WORK TASK - Omit the pictures and reproduce the rest of the listing exactly.

GIVEN ENTRIES -
========================================

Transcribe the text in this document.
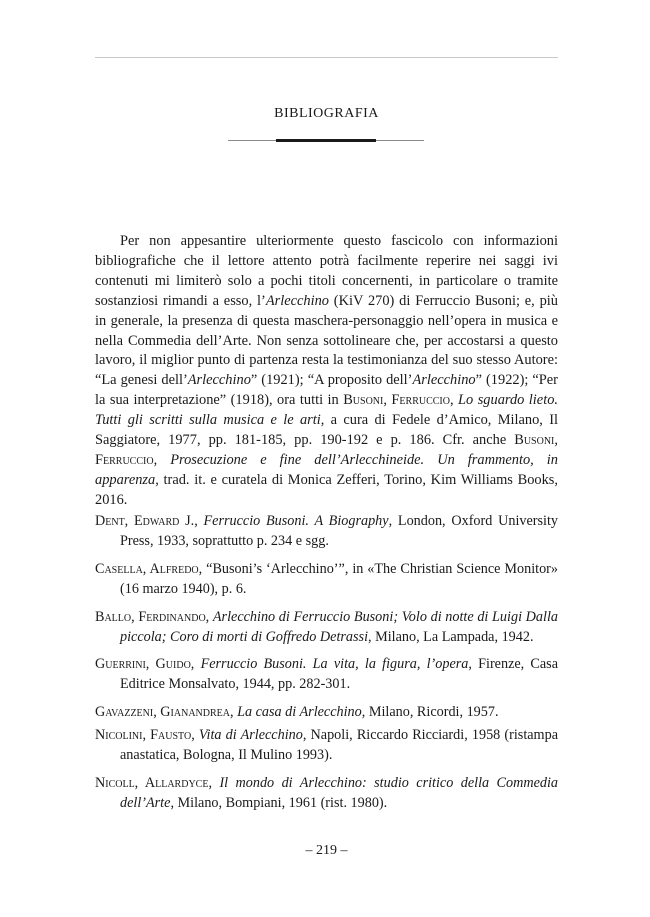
BIBLIOGRAFIA

Per non appesantire ulteriormente questo fascicolo con informazioni bibliografiche che il lettore attento potrà facilmente reperire nei saggi ivi contenuti mi limiterò solo a pochi titoli concernenti, in particolare o tramite sostanziosi rimandi a esso, l’Arlecchino (KiV 270) di Ferruccio Busoni; e, più in generale, la presenza di questa maschera-personaggio nell’opera in musica e nella Commedia dell’Arte. Non senza sottolineare che, per accostarsi a questo lavoro, il miglior punto di partenza resta la testimonianza del suo stesso Autore: “La genesi dell’Arlecchino” (1921); “A proposito dell’Arlecchino” (1922); “Per la sua interpretazione” (1918), ora tutti in Busoni, Ferruccio, Lo sguardo lieto. Tutti gli scritti sulla musica e le arti, a cura di Fedele d’Amico, Milano, Il Saggiatore, 1977, pp. 181-185, pp. 190-192 e p. 186. Cfr. anche Busoni, Ferruccio, Prosecuzione e fine dell’Arlecchineide. Un frammento, in apparenza, trad. it. e curatela di Monica Zefferi, Torino, Kim Williams Books, 2016.

Dent, Edward J., Ferruccio Busoni. A Biography, London, Oxford University Press, 1933, soprattutto p. 234 e sgg.
Casella, Alfredo, “Busoni’s ‘Arlecchino’”, in «The Christian Science Monitor» (16 marzo 1940), p. 6.
Ballo, Ferdinando, Arlecchino di Ferruccio Busoni; Volo di notte di Luigi Dalla piccola; Coro di morti di Goffredo Detrassi, Milano, La Lampada, 1942.
Guerrini, Guido, Ferruccio Busoni. La vita, la figura, l’opera, Firenze, Casa Editrice Monsalvato, 1944, pp. 282-301.
Gavazzeni, Gianandrea, La casa di Arlecchino, Milano, Ricordi, 1957.
Nicolini, Fausto, Vita di Arlecchino, Napoli, Riccardo Ricciardi, 1958 (ristampa anastatica, Bologna, Il Mulino 1993).
Nicoll, Allardyce, Il mondo di Arlecchino: studio critico della Commedia dell’Arte, Milano, Bompiani, 1961 (rist. 1980).
– 219 –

========================================

ANSWER BOX -
Transcribe the text in this document.
BIBLIOGRAFIA

Per non appesantire ulteriormente questo fascicolo con informazioni bibliografiche che il lettore attento potrà facilmente reperire nei saggi ivi contenuti mi limiterò solo a pochi titoli concernenti, in particolare o tramite sostanziosi rimandi a esso, l’Arlecchino (KiV 270) di Ferruccio Busoni; e, più in generale, la presenza di questa maschera-personaggio nell’opera in musica e nella Commedia dell’Arte. Non senza sottolineare che, per accostarsi a questo lavoro, il miglior punto di partenza resta la testimonianza del suo stesso Autore: “La genesi dell’Arlecchino” (1921); “A proposito dell’Arlecchino” (1922); “Per la sua interpretazione” (1918), ora tutti in Busoni, Ferruccio, Lo sguardo lieto. Tutti gli scritti sulla musica e le arti, a cura di Fedele d’Amico, Milano, Il Saggiatore, 1977, pp. 181-185, pp. 190-192 e p. 186. Cfr. anche Busoni, Ferruccio, Prosecuzione e fine dell’Arlecchineide. Un frammento, in apparenza, trad. it. e curatela di Monica Zefferi, Torino, Kim Williams Books, 2016.

Dent, Edward J., Ferruccio Busoni. A Biography, London, Oxford University Press, 1933, soprattutto p. 234 e sgg.
Casella, Alfredo, “Busoni’s ‘Arlecchino’”, in «The Christian Science Monitor» (16 marzo 1940), p. 6.
Ballo, Ferdinando, Arlecchino di Ferruccio Busoni; Volo di notte di Luigi Dalla piccola; Coro di morti di Goffredo Detrassi, Milano, La Lampada, 1942.
Guerrini, Guido, Ferruccio Busoni. La vita, la figura, l’opera, Firenze, Casa Editrice Monsalvato, 1944, pp. 282-301.
Gavazzeni, Gianandrea, La casa di Arlecchino, Milano, Ricordi, 1957.
Nicolini, Fausto, Vita di Arlecchino, Napoli, Riccardo Ricciardi, 1958 (ristampa anastatica, Bologna, Il Mulino 1993).
Nicoll, Allardyce, Il mondo di Arlecchino: studio critico della Commedia dell’Arte, Milano, Bompiani, 1961 (rist. 1980).
– 219 –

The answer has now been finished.